> [Problem to solve]
Provide nothing but the number of lines containing the string "Volt".

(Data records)
====================

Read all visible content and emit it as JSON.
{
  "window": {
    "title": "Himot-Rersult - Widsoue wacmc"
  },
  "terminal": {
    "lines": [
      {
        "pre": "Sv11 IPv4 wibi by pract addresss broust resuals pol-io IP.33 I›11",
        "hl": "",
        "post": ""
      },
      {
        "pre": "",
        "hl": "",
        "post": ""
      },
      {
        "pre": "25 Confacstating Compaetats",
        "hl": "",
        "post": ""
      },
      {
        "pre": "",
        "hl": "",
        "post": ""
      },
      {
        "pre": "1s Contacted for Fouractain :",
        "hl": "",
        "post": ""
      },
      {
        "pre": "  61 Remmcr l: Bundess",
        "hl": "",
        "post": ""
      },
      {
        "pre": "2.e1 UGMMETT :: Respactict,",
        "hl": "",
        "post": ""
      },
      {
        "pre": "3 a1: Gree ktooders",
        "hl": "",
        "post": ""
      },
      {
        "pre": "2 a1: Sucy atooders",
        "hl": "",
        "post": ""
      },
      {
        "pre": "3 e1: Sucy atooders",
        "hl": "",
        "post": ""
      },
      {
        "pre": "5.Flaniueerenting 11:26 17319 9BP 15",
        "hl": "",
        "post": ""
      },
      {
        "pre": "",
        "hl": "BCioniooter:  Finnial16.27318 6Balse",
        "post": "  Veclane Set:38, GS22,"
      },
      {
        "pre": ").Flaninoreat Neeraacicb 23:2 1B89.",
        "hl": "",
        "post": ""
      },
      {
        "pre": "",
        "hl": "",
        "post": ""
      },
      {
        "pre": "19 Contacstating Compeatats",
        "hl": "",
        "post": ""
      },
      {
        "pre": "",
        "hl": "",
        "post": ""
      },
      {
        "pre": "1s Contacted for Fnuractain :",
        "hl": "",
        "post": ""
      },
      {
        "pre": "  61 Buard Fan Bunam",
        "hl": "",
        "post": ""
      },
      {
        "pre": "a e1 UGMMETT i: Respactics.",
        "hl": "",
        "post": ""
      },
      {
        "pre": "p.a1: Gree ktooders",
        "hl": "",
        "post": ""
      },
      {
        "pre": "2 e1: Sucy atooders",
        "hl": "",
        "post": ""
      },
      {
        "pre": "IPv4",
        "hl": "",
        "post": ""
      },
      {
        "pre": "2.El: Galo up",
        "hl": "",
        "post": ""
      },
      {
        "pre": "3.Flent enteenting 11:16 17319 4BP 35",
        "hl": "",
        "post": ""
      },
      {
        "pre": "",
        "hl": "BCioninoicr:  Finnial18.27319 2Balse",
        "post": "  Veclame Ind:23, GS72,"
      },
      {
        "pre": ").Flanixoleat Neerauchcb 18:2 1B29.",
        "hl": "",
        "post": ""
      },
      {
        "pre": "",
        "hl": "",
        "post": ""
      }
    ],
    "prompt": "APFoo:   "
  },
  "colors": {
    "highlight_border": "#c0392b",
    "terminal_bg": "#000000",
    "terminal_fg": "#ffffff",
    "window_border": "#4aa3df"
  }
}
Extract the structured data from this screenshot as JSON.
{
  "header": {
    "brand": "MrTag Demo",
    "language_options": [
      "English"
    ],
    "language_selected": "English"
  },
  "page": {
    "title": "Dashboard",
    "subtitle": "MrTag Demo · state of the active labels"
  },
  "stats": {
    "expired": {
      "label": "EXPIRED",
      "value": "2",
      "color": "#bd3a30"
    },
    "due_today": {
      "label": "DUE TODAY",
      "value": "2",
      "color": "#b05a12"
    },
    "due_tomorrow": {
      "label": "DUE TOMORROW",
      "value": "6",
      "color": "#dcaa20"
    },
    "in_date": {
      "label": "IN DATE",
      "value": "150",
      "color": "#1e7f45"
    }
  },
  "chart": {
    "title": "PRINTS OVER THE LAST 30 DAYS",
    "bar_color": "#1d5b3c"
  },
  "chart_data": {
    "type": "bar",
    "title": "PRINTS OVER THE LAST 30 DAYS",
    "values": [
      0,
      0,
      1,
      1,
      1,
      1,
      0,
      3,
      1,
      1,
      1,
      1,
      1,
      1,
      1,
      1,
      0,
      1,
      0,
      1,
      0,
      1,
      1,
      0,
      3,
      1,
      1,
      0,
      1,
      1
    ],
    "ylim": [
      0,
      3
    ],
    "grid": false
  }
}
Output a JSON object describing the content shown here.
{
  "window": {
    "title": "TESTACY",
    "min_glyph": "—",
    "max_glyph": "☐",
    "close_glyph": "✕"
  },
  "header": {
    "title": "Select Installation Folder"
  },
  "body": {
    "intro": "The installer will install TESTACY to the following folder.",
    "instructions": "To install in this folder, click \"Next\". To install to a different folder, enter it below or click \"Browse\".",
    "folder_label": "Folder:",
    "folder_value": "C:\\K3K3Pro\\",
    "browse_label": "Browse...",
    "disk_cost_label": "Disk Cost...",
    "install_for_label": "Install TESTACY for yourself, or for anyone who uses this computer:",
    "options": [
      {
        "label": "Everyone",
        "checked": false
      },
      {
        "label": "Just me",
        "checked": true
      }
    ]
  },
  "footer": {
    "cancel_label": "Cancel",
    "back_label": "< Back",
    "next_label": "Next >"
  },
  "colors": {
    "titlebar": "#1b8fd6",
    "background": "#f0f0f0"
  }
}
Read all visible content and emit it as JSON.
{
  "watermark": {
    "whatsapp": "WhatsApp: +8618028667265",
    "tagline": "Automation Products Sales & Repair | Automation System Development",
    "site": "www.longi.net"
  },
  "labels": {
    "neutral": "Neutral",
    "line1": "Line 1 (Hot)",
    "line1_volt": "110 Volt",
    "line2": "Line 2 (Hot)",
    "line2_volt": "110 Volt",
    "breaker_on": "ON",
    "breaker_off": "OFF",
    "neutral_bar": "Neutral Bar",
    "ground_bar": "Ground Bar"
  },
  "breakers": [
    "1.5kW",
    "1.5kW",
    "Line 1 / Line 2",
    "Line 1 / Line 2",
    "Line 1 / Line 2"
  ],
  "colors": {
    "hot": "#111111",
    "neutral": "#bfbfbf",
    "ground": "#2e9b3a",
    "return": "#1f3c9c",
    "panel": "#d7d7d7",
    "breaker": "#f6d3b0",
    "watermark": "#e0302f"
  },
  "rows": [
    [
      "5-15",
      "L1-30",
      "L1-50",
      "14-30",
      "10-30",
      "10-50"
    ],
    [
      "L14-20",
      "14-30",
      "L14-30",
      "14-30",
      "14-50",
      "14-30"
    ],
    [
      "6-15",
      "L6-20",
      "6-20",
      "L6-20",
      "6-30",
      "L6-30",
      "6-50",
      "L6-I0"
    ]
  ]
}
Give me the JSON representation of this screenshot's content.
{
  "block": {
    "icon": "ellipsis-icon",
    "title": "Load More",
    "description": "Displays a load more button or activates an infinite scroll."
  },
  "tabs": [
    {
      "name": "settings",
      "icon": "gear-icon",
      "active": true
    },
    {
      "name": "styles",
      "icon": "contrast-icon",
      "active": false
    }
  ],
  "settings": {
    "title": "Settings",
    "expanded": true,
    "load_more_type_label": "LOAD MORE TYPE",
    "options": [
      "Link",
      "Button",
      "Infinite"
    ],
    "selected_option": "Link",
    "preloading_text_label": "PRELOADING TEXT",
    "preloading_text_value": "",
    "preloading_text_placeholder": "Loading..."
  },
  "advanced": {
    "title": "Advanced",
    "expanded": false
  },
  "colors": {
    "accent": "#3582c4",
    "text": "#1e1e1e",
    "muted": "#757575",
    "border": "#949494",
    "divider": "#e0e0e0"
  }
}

====================

> [Expected answer]
2